--- Begin Document segment ---

Re: [PATCH v2 0/4] cxl: Consolidate cxlmd->endpoint accessing

From: Dave Jiang

Date: Mon Mar 16 2026 - 13:57:35 EST




On 3/14/26 12:06 AM, Li Ming wrote:
> Currently, CXL subsystem implementation has some functions that may
> access CXL memdev's endpoint before the endpoint initialization
> completed or without checking the CXL memdev endpoint validity.
> This patchset fixes three scenarios as above description.
>
> 1. cxl_dpa_to_region() is possible to access an invalid CXL memdev
> endpoint.
> there are two scenarios that can trigger this issue:
> a. memdev poison injection/clearing debugfs interfaces:
> devm_cxl_add_endpoint() is used to register CXL memdev endpoint
> and update cxlmd->endpoint from -ENXIO to the endpoint structure.

--- End Document segment ---
--- Begin Material ---

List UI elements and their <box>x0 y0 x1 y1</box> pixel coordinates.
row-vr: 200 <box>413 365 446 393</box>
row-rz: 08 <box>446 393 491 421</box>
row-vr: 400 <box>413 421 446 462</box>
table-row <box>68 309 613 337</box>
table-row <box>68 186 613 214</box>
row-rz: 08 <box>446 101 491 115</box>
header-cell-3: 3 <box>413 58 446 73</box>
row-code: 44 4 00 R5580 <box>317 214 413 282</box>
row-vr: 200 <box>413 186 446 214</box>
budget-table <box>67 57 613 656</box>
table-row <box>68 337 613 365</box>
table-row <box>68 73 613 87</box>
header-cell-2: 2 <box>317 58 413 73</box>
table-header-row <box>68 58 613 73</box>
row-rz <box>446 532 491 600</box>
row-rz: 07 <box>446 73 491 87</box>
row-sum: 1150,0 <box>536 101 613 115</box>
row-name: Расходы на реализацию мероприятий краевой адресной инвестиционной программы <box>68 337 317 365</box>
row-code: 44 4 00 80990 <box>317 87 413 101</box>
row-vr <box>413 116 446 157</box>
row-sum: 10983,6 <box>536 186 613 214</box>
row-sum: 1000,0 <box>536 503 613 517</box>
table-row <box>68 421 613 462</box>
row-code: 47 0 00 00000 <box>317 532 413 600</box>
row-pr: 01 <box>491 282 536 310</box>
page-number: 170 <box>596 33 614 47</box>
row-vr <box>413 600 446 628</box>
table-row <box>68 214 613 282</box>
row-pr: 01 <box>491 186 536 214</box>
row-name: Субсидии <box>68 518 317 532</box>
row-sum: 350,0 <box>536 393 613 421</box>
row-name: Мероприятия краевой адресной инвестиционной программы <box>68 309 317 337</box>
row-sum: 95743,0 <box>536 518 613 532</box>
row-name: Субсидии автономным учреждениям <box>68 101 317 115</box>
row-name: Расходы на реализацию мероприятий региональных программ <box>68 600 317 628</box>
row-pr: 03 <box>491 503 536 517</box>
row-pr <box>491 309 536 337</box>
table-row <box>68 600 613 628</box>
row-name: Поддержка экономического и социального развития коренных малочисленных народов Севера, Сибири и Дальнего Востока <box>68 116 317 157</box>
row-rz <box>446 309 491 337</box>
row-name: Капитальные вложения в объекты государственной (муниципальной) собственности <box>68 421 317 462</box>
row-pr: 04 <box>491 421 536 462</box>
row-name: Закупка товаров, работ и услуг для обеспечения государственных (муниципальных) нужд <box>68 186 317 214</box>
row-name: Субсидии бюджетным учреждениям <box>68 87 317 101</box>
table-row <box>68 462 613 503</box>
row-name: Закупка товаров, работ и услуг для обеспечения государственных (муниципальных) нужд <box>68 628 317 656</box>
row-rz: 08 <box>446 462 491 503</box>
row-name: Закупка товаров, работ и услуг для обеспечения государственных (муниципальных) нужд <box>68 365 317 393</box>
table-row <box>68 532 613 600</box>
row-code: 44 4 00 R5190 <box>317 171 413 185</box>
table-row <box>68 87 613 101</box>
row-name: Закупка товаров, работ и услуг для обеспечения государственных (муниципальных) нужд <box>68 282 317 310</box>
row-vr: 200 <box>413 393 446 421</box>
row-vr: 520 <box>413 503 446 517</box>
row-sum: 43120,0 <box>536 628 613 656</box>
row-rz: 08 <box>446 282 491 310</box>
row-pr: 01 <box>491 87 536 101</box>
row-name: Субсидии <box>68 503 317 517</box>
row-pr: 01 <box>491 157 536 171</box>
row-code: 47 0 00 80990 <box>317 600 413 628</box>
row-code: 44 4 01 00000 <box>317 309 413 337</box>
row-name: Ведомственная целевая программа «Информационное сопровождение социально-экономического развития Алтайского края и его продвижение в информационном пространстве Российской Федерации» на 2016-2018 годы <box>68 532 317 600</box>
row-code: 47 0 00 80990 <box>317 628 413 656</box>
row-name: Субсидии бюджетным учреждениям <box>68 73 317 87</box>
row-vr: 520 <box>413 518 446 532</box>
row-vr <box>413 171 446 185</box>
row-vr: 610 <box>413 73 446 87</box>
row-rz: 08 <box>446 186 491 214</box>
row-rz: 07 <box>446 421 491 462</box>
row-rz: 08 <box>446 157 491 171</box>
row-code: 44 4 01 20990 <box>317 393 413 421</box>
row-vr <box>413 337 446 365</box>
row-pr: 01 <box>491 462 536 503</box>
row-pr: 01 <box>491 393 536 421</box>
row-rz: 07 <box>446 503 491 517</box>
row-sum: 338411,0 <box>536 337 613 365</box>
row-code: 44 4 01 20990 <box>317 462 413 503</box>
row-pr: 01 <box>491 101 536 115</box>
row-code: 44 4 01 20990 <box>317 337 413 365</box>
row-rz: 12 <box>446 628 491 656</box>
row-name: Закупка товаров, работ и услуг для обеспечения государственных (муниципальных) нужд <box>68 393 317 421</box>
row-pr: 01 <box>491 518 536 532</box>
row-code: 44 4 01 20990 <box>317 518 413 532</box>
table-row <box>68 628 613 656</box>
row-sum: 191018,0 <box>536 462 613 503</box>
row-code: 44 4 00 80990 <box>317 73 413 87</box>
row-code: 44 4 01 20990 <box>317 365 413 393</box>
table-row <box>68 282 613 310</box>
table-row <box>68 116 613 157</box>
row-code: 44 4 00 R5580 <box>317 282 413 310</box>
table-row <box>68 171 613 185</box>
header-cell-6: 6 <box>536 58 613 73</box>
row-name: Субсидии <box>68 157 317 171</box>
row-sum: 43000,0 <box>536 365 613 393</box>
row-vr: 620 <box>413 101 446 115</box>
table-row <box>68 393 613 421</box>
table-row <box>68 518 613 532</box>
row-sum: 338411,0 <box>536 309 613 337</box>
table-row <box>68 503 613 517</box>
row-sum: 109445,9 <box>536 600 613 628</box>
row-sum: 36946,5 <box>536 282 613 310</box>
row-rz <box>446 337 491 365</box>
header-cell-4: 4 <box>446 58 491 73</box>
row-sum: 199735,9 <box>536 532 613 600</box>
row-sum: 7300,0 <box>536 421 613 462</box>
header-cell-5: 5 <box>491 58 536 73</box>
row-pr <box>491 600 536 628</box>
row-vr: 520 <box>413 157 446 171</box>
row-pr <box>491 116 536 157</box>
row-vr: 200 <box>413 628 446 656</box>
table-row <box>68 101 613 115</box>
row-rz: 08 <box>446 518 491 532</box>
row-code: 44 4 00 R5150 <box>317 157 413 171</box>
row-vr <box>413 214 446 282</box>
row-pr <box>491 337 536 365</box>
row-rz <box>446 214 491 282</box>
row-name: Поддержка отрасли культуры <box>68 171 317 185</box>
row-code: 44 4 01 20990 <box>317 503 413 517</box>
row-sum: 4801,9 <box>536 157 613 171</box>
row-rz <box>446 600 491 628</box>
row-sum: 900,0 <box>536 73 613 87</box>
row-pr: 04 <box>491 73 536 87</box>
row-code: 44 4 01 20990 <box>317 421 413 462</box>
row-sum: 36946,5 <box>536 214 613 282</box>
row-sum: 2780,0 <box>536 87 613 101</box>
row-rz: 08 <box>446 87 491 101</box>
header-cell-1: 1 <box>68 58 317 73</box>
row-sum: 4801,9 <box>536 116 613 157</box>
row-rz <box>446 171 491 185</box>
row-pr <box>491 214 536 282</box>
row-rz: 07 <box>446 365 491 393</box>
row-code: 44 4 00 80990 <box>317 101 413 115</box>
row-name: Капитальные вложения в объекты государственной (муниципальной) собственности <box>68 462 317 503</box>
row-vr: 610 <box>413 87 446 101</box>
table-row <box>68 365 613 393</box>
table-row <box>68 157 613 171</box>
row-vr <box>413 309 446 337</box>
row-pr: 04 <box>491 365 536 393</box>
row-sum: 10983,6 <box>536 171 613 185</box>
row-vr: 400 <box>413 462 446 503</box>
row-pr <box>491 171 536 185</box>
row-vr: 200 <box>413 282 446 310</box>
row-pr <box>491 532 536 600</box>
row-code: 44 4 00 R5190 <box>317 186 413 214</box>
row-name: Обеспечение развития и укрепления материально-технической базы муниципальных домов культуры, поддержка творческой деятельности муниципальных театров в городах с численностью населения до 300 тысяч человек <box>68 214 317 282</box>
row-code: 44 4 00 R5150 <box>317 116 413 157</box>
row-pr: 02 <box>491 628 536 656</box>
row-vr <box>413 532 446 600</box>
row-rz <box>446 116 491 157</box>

--- End Material ---

→ **Instructions**
**1)** Rewrite the part of the records that opens with their first line and closes with the line containing "row-name: Субсидии автономным", replacing "row-sum" with "row-total" and leaving everything else unchanged.
**2)** Continue the mailing-list reply about the CXL memdev endpoint patchset from where it stops.

→ **Solved problems**
**1)**
List UI elements and their <box>x0 y0 x1 y1</box> pixel coordinates.
row-vr: 200 <box>413 365 446 393</box>
row-rz: 08 <box>446 393 491 421</box>
row-vr: 400 <box>413 421 446 462</box>
table-row <box>68 309 613 337</box>
table-row <box>68 186 613 214</box>
row-rz: 08 <box>446 101 491 115</box>
header-cell-3: 3 <box>413 58 446 73</box>
row-code: 44 4 00 R5580 <box>317 214 413 282</box>
row-vr: 200 <box>413 186 446 214</box>
budget-table <box>67 57 613 656</box>
table-row <box>68 337 613 365</box>
table-row <box>68 73 613 87</box>
header-cell-2: 2 <box>317 58 413 73</box>
table-header-row <box>68 58 613 73</box>
row-rz <box>446 532 491 600</box>
row-rz: 07 <box>446 73 491 87</box>
row-total: 1150,0 <box>536 101 613 115</box>
row-name: Расходы на реализацию мероприятий краевой адресной инвестиционной программы <box>68 337 317 365</box>
row-code: 44 4 00 80990 <box>317 87 413 101</box>
row-vr <box>413 116 446 157</box>
row-total: 10983,6 <box>536 186 613 214</box>
row-total: 1000,0 <box>536 503 613 517</box>
table-row <box>68 421 613 462</box>
row-code: 47 0 00 00000 <box>317 532 413 600</box>
row-pr: 01 <box>491 282 536 310</box>
page-number: 170 <box>596 33 614 47</box>
row-vr <box>413 600 446 628</box>
table-row <box>68 214 613 282</box>
row-pr: 01 <box>491 186 536 214</box>
row-name: Субсидии <box>68 518 317 532</box>
row-total: 350,0 <box>536 393 613 421</box>
row-name: Мероприятия краевой адресной инвестиционной программы <box>68 309 317 337</box>
row-total: 95743,0 <box>536 518 613 532</box>
row-name: Субсидии автономным учреждениям <box>68 101 317 115</box>

**2)**
> memdev poison injection/clearing debugfs interfaces are registered
> before devm_cxl_add_endpoint() is invoked in cxl_mem_probe().
> There is a small window where user can use the debugfs interfaces
> to access an invalid endpoint.
> b. cxl_event_config() in the end of cxl_pci_probe():
> cxl_event_config() invokes cxl_mem_get_event_record() to get
> remain event logs from CXL device during cxl_pci_probe(). If CXL
> memdev probing failed before that, it is also possible to access
> an invalid endpoint.
> To fix these two cases, cxl_dpa_to_region() requires callers holding
> CXL memdev lock to access it and check if CXL memdev driver bingding
> status. Holding CXL memdev lock ensures that CXL memdev probing has
> completed, and if CXL memdev driver is bound, it will mean
> cxlmd->endpoint is valid. (PATCH #1-#3)
>
> 2. cxl_reset_done() callback in cxl_pci module.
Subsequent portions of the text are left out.